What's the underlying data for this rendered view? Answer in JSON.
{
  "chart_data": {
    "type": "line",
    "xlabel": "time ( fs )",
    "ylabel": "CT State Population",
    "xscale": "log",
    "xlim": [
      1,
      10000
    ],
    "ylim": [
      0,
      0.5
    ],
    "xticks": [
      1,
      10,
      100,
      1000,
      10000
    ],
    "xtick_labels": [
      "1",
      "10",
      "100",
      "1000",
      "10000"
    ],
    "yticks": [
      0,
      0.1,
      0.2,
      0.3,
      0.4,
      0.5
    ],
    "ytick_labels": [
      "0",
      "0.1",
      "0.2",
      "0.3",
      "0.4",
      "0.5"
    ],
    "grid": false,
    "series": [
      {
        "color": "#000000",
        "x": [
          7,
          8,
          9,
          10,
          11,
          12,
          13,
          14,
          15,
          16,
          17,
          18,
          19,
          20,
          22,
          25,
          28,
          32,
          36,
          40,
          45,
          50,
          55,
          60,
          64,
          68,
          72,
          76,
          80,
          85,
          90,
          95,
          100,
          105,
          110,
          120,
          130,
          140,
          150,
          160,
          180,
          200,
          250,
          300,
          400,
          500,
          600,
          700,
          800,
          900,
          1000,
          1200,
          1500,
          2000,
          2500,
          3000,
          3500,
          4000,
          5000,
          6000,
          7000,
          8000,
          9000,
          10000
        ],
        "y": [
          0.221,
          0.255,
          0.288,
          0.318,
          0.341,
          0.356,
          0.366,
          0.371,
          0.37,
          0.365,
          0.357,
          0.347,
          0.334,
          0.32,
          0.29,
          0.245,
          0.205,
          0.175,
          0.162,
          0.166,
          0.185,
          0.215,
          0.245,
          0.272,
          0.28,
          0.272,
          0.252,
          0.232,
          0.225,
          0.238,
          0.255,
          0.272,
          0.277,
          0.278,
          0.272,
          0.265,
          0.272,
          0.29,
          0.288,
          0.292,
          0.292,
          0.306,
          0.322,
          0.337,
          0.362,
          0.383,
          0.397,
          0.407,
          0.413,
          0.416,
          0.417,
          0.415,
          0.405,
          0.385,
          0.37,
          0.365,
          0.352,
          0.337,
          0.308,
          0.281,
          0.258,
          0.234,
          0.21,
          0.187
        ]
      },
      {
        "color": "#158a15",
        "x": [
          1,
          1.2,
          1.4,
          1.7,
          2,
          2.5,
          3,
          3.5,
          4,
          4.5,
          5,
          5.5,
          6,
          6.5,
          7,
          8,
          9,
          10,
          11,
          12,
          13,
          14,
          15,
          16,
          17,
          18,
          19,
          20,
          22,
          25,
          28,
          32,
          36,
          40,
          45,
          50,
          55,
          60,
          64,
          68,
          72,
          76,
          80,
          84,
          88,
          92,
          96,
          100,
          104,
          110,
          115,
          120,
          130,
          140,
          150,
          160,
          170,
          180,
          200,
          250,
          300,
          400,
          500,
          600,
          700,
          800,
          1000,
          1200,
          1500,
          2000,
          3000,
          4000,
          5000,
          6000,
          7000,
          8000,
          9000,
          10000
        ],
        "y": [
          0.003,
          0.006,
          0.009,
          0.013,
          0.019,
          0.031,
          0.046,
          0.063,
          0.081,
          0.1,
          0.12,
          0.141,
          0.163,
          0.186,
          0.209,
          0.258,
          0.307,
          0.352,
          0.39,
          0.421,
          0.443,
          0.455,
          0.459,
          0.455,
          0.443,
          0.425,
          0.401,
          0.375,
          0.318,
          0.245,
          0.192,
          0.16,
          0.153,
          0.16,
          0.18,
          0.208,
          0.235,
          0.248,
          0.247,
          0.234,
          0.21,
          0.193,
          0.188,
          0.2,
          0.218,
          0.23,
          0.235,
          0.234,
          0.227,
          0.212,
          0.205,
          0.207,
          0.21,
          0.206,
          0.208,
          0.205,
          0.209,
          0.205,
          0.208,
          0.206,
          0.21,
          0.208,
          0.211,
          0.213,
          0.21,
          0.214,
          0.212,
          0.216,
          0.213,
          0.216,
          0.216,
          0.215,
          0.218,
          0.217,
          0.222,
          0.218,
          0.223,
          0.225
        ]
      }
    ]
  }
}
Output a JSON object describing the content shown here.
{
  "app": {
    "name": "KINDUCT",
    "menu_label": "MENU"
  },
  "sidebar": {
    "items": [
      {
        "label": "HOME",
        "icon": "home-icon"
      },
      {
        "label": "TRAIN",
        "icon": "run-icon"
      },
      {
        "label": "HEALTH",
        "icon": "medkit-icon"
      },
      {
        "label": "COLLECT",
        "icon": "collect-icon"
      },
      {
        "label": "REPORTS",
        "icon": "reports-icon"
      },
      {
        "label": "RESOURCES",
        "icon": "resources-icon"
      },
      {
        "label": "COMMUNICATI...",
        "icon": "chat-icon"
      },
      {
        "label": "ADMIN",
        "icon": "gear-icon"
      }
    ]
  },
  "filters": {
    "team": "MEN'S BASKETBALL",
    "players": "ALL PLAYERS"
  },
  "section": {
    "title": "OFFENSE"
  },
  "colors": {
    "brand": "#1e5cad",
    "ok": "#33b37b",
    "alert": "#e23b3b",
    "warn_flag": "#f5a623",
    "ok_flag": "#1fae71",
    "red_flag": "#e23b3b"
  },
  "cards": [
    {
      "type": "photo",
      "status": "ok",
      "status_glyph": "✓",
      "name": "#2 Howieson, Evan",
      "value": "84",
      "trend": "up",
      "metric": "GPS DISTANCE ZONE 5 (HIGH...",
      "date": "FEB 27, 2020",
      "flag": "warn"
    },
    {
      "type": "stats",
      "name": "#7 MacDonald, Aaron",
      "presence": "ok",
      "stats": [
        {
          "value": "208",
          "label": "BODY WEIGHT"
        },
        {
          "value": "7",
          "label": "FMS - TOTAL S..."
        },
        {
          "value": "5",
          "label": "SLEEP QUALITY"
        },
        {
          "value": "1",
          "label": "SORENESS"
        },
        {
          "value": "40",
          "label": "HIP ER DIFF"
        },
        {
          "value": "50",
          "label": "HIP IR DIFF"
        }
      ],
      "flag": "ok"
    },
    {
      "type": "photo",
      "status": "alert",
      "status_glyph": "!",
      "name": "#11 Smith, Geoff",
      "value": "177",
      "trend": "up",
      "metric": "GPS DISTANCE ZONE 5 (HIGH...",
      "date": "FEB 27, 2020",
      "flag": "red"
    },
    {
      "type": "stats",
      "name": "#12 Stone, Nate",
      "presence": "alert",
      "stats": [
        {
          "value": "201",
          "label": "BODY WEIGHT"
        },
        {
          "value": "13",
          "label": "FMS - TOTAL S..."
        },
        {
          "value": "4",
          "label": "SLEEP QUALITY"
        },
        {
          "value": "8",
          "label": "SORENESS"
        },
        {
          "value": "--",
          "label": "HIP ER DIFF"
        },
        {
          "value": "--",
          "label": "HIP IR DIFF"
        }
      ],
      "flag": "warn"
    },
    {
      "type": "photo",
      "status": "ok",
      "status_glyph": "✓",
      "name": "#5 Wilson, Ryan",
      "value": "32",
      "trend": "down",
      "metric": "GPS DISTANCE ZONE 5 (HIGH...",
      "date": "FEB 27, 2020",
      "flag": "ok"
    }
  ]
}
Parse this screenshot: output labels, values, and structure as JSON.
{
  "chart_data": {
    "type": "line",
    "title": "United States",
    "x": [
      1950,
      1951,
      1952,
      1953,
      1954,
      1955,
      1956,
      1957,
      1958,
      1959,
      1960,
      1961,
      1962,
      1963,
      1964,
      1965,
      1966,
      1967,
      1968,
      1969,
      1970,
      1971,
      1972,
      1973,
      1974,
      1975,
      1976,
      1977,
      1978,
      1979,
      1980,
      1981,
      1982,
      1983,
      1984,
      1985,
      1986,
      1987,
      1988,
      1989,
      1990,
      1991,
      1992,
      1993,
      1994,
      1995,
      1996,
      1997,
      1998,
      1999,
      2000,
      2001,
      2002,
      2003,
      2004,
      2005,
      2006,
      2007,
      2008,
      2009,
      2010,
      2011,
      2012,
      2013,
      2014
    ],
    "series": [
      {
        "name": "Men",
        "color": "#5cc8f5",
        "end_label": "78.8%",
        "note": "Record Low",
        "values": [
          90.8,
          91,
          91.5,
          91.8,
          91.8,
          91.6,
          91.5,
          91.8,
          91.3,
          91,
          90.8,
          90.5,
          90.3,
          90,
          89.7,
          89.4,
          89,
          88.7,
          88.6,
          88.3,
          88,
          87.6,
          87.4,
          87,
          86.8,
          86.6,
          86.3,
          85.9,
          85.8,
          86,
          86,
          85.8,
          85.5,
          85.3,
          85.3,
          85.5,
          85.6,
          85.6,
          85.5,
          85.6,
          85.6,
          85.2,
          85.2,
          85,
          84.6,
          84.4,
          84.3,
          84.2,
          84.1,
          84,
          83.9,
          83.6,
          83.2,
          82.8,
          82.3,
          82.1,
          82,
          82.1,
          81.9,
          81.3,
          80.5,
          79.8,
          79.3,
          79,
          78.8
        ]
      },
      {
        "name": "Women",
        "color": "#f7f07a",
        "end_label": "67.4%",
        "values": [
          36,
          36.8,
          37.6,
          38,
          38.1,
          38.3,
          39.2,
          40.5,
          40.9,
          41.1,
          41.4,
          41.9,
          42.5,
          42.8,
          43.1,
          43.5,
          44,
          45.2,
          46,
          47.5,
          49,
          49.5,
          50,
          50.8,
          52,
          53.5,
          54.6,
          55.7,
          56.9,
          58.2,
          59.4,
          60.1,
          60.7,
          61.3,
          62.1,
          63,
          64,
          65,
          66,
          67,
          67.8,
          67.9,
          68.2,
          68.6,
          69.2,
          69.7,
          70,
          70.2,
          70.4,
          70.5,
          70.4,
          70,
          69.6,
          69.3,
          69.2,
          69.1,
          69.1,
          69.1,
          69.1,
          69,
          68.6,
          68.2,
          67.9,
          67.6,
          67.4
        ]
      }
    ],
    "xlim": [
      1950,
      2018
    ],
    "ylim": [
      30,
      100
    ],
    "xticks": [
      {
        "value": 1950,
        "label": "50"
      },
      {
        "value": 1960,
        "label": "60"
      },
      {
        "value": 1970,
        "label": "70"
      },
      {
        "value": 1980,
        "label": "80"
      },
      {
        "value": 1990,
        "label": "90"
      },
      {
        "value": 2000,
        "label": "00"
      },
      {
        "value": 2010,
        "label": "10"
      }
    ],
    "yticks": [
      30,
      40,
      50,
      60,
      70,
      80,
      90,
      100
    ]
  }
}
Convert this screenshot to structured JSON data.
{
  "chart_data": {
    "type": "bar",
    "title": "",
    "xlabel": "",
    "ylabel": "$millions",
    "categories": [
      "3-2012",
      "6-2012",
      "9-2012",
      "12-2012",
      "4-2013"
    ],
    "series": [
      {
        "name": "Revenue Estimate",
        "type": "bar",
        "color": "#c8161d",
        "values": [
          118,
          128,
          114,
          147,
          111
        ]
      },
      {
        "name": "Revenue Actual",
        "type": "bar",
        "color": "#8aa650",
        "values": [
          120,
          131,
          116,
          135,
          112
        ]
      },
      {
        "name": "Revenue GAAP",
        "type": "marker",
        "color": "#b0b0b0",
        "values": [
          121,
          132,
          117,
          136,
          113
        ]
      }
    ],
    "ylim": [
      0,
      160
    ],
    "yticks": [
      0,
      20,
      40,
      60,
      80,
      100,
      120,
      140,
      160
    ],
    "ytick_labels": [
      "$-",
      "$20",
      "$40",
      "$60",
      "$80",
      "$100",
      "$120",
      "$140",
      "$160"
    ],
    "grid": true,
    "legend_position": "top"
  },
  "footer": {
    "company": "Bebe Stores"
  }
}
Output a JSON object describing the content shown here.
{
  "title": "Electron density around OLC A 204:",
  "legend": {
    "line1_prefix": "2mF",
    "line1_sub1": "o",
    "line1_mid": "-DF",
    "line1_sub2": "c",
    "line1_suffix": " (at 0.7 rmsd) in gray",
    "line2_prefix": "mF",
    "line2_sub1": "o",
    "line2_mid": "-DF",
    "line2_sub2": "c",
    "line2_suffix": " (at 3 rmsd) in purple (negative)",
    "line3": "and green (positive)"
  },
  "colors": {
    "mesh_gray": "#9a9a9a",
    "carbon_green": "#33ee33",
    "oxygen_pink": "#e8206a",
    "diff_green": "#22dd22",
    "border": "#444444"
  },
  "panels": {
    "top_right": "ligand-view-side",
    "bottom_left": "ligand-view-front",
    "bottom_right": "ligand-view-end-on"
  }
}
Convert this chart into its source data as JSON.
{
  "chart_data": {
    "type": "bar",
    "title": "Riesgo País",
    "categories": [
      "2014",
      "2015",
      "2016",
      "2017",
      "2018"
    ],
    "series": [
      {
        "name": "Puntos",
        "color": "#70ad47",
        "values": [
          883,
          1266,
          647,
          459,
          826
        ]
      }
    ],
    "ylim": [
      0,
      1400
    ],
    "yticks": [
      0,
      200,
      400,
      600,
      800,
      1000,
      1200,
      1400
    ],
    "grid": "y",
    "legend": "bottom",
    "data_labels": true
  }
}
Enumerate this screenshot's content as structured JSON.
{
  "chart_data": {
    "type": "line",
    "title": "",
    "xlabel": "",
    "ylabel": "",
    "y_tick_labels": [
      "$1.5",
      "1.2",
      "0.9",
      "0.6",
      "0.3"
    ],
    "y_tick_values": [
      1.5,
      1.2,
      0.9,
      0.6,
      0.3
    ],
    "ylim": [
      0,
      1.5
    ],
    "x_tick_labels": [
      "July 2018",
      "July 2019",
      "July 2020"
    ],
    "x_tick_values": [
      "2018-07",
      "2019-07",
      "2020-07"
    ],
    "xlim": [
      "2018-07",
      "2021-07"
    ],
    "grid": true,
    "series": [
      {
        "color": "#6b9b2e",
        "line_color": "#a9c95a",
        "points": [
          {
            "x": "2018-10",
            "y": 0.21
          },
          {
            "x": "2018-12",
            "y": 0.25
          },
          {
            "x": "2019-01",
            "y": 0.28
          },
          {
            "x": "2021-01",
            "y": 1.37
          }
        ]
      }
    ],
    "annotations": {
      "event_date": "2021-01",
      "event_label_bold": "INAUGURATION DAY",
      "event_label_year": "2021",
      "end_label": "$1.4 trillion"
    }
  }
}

BRIEF = Select and copy every line from the records that includes the word "Revenue".

CORRECT RESULT =
        "name": "Revenue Estimate",
        "name": "Revenue Actual",
        "name": "Revenue GAAP",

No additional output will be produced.